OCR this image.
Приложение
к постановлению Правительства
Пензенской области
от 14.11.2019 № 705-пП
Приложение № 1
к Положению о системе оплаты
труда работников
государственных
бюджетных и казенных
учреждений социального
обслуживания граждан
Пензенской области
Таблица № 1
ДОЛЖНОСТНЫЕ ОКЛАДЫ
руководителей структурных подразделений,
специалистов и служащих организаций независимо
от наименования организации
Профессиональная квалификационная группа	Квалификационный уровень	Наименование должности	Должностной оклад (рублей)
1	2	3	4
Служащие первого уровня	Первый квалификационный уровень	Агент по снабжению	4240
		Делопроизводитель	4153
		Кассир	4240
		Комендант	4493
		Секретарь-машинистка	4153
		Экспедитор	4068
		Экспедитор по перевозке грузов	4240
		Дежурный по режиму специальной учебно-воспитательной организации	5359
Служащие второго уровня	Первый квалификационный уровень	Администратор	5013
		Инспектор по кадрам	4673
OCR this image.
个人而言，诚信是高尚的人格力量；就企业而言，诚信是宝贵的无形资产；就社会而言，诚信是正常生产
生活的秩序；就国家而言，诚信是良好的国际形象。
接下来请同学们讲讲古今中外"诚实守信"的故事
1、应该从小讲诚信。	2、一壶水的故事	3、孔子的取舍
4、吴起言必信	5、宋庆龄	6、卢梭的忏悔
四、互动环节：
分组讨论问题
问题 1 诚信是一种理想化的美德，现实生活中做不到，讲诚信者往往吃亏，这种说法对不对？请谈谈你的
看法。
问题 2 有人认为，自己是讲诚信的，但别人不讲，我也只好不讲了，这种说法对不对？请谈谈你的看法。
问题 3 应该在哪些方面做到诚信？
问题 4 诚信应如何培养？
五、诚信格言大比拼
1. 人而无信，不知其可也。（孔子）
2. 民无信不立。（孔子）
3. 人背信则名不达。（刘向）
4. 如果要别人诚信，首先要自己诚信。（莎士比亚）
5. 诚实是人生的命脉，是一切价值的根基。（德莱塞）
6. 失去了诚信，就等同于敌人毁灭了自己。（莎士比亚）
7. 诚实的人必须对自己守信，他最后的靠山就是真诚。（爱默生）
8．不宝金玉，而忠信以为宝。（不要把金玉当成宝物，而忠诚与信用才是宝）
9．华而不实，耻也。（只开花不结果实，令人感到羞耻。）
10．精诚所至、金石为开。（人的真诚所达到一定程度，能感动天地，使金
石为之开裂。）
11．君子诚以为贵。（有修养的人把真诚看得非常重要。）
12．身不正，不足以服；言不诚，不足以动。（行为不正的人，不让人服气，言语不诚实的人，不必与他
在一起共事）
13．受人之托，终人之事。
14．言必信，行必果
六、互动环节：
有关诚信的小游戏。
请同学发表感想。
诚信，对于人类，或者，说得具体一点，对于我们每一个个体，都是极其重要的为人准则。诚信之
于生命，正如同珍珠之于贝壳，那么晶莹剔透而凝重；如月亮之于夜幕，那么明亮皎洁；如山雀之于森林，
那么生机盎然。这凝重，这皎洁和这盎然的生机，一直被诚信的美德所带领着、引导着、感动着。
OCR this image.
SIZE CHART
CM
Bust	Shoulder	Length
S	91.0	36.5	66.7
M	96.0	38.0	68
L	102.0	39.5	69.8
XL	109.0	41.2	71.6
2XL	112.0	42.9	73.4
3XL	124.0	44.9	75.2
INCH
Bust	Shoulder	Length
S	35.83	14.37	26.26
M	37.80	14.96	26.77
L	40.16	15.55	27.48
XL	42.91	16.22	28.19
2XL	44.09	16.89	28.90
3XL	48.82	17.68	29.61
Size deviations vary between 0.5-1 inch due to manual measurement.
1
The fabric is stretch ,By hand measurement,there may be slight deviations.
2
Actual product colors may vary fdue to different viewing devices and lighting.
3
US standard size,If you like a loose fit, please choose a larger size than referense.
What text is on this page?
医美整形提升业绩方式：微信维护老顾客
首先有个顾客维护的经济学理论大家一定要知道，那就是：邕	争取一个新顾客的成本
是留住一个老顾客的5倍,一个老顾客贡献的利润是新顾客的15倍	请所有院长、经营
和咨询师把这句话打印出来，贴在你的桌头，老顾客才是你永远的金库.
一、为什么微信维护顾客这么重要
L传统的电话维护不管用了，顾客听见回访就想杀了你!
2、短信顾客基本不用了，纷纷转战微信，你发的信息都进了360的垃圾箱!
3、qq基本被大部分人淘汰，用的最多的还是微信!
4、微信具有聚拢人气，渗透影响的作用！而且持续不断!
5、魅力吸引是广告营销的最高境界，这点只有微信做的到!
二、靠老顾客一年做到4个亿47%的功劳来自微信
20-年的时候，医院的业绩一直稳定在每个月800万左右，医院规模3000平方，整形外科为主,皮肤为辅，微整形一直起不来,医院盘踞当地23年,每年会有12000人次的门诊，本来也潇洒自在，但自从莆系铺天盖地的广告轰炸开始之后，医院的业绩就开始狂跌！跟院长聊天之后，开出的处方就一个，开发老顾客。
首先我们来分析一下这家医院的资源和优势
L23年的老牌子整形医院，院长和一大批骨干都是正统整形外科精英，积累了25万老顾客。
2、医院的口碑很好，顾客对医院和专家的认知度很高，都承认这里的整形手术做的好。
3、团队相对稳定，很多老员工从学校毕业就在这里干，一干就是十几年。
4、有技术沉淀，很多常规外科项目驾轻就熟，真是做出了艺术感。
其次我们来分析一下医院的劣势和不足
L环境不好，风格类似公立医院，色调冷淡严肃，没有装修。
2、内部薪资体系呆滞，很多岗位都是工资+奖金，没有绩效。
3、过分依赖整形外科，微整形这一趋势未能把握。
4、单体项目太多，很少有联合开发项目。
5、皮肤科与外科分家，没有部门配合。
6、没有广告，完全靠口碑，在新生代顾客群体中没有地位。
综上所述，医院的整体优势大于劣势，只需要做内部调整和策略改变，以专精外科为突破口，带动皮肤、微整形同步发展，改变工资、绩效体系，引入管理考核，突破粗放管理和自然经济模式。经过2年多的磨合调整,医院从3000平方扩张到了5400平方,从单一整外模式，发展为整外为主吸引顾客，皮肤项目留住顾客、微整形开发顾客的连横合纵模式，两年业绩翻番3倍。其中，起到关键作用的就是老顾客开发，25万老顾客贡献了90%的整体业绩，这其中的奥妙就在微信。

═══

• **JOB**:
Identify every line where the string "уровень" appears.

• **CORRECT RESPONSE**:
Профессиональная квалификационная группа	Квалификационный уровень	Наименование должности	Должностной оклад (рублей)
Служащие первого уровня	Первый квалификационный уровень	Агент по снабжению	4240
Служащие второго уровня	Первый квалификационный уровень	Администратор	5013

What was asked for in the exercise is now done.